Report the count of lines where the string "Sensor" appears, and nothing else.

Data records
>> Begin
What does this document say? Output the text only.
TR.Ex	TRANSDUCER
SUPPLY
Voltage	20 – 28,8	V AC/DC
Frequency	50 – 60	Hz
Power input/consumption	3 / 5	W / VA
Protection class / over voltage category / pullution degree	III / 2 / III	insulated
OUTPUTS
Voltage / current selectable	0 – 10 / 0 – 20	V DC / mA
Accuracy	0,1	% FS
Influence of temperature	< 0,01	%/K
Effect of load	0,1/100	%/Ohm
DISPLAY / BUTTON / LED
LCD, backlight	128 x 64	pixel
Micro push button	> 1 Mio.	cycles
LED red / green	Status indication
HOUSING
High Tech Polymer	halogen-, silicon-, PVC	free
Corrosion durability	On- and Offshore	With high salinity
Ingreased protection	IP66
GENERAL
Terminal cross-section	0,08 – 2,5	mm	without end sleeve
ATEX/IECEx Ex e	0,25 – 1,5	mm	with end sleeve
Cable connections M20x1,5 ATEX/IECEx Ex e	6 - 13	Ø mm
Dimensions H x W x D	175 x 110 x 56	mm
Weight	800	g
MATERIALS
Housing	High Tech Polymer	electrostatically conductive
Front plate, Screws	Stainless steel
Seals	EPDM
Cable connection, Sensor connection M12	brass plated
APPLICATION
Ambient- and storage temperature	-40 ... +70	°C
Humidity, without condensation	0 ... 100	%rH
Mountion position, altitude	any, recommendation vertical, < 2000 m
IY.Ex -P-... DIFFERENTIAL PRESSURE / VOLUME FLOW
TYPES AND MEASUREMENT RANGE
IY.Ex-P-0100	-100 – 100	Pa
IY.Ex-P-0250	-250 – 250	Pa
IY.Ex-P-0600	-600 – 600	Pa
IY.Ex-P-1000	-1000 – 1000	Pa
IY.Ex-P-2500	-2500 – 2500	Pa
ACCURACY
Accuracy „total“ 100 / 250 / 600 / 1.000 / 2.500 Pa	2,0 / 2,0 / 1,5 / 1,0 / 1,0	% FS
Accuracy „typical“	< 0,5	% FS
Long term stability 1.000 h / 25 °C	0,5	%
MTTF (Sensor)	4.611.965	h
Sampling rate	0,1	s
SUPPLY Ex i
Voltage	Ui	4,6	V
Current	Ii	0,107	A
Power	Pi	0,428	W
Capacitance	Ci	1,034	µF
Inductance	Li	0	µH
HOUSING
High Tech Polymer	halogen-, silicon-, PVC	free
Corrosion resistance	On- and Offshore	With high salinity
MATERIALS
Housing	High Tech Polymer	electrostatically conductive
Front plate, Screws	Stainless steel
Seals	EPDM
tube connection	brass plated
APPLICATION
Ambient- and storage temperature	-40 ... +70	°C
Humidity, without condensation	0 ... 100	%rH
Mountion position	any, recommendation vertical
>> End
# [Expected answer]
2